→ **Directions**
Reproduce the listing below line for line, word for word, leaving out the picture.

→ **Stored data**

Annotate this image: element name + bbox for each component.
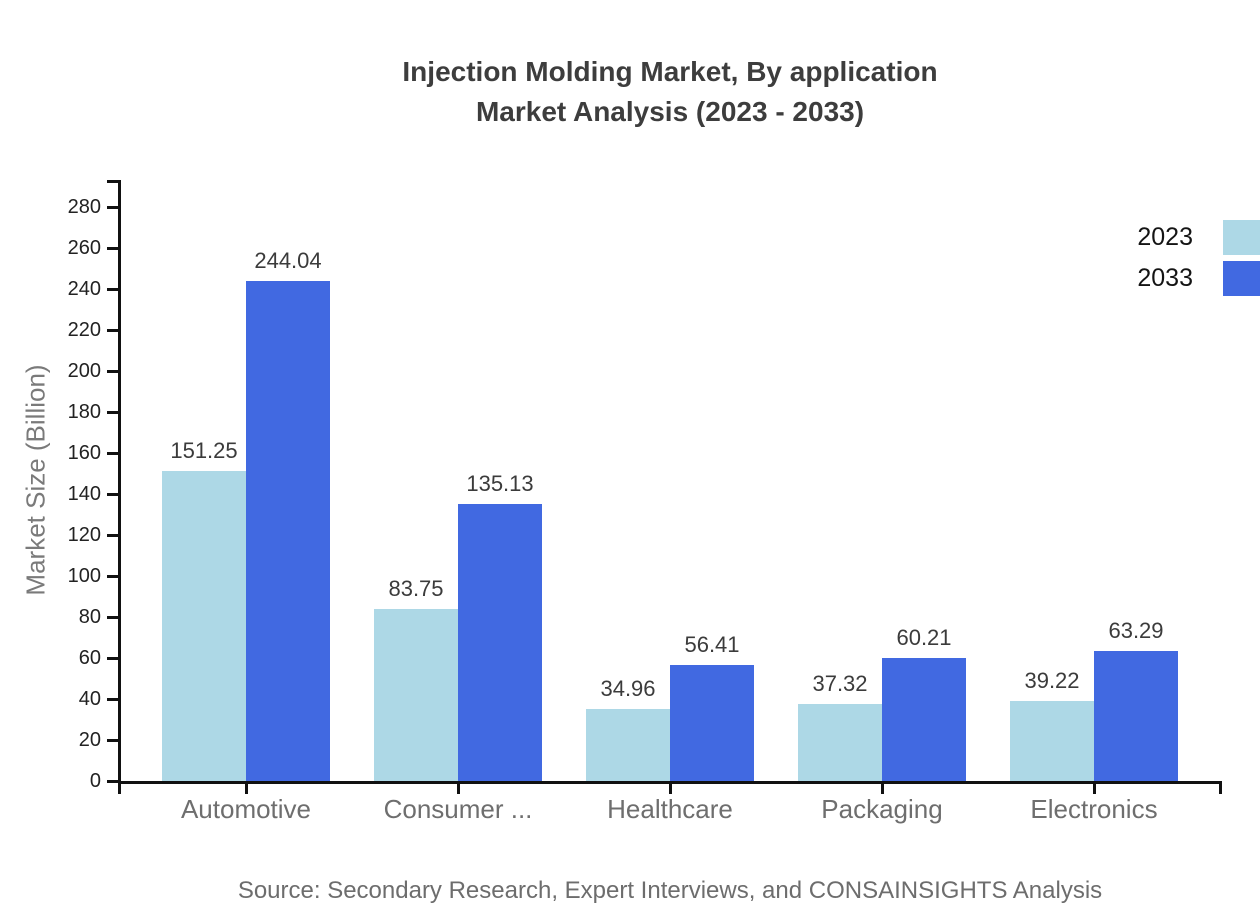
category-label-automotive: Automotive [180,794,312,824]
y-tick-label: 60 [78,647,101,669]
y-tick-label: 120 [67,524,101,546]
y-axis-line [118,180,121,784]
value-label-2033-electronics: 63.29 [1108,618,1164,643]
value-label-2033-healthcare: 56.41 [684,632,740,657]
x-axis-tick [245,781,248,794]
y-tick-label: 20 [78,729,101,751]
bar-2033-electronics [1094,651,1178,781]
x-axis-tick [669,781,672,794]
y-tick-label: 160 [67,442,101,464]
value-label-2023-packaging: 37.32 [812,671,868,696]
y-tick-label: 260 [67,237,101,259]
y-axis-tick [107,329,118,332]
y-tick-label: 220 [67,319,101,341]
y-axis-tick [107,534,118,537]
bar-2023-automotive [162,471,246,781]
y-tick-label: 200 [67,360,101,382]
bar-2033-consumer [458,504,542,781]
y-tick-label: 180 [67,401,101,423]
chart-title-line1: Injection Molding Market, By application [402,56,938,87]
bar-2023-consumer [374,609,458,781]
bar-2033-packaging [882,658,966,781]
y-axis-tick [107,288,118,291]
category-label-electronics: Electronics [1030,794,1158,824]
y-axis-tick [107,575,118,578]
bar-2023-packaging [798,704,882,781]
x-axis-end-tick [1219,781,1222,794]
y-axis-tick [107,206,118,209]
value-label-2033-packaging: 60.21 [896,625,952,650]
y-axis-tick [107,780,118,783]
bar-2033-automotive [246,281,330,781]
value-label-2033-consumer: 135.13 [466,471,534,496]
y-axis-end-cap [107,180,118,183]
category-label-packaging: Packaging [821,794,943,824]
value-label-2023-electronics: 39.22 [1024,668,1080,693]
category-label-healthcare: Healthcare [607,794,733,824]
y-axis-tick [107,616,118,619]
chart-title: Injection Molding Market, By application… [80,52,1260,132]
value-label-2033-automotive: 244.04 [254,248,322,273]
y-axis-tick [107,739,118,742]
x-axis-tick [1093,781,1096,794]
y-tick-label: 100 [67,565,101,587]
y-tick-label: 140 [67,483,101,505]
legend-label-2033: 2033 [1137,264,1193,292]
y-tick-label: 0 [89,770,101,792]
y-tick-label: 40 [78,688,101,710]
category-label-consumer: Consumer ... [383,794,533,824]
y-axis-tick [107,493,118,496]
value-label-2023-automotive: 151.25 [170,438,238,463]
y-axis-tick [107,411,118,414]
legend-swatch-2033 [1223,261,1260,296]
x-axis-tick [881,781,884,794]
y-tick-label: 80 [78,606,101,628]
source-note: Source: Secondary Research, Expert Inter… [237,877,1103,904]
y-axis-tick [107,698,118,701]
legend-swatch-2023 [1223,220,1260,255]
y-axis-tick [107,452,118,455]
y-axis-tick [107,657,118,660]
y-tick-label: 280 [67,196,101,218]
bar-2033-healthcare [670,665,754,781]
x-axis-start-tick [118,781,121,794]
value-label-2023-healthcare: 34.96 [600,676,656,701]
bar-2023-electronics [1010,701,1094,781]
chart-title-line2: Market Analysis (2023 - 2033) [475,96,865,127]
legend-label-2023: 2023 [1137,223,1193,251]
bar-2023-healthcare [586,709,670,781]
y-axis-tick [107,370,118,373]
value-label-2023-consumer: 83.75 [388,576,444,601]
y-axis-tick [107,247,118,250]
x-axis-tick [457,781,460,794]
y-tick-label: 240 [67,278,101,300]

→ **Problem solution**
Annotate this image: element name + bbox for each component.
category-label-automotive: Automotive [180,794,312,824]
y-tick-label: 60 [78,647,101,669]
y-tick-label: 120 [67,524,101,546]
y-axis-line [118,180,121,784]
value-label-2033-electronics: 63.29 [1108,618,1164,643]
value-label-2033-healthcare: 56.41 [684,632,740,657]
x-axis-tick [245,781,248,794]
y-tick-label: 20 [78,729,101,751]
bar-2033-electronics [1094,651,1178,781]
x-axis-tick [669,781,672,794]
y-tick-label: 160 [67,442,101,464]
value-label-2023-packaging: 37.32 [812,671,868,696]
y-tick-label: 260 [67,237,101,259]
y-axis-tick [107,329,118,332]
y-tick-label: 220 [67,319,101,341]
y-axis-tick [107,534,118,537]
bar-2023-automotive [162,471,246,781]
y-tick-label: 200 [67,360,101,382]
bar-2033-consumer [458,504,542,781]
y-tick-label: 180 [67,401,101,423]
chart-title-line1: Injection Molding Market, By application [402,56,938,87]
bar-2023-consumer [374,609,458,781]
bar-2033-packaging [882,658,966,781]
y-axis-tick [107,288,118,291]
category-label-electronics: Electronics [1030,794,1158,824]
y-axis-tick [107,575,118,578]
bar-2023-packaging [798,704,882,781]
x-axis-end-tick [1219,781,1222,794]
y-axis-tick [107,206,118,209]
value-label-2033-packaging: 60.21 [896,625,952,650]
y-axis-tick [107,780,118,783]
bar-2033-automotive [246,281,330,781]
value-label-2033-consumer: 135.13 [466,471,534,496]
y-axis-end-cap [107,180,118,183]
category-label-packaging: Packaging [821,794,943,824]
value-label-2023-electronics: 39.22 [1024,668,1080,693]
category-label-healthcare: Healthcare [607,794,733,824]
y-axis-tick [107,616,118,619]
chart-title: Injection Molding Market, By application… [80,52,1260,132]
value-label-2033-automotive: 244.04 [254,248,322,273]
y-axis-tick [107,739,118,742]
x-axis-tick [1093,781,1096,794]
y-tick-label: 100 [67,565,101,587]
y-tick-label: 140 [67,483,101,505]
legend-label-2033: 2033 [1137,264,1193,292]
y-tick-label: 0 [89,770,101,792]
y-tick-label: 40 [78,688,101,710]
category-label-consumer: Consumer ... [383,794,533,824]
y-axis-tick [107,493,118,496]
value-label-2023-automotive: 151.25 [170,438,238,463]
y-axis-tick [107,411,118,414]
legend-swatch-2033 [1223,261,1260,296]
x-axis-tick [881,781,884,794]
y-tick-label: 80 [78,606,101,628]
source-note: Source: Secondary Research, Expert Inter… [237,877,1103,904]
y-axis-tick [107,698,118,701]
legend-swatch-2023 [1223,220,1260,255]
y-axis-tick [107,452,118,455]
y-axis-tick [107,657,118,660]
y-tick-label: 280 [67,196,101,218]
bar-2033-healthcare [670,665,754,781]
x-axis-start-tick [118,781,121,794]
value-label-2023-healthcare: 34.96 [600,676,656,701]
bar-2023-electronics [1010,701,1094,781]
chart-title-line2: Market Analysis (2023 - 2033) [475,96,865,127]
legend-label-2023: 2023 [1137,223,1193,251]
bar-2023-healthcare [586,709,670,781]
y-axis-tick [107,370,118,373]
value-label-2023-consumer: 83.75 [388,576,444,601]
y-axis-tick [107,247,118,250]
x-axis-tick [457,781,460,794]
y-tick-label: 240 [67,278,101,300]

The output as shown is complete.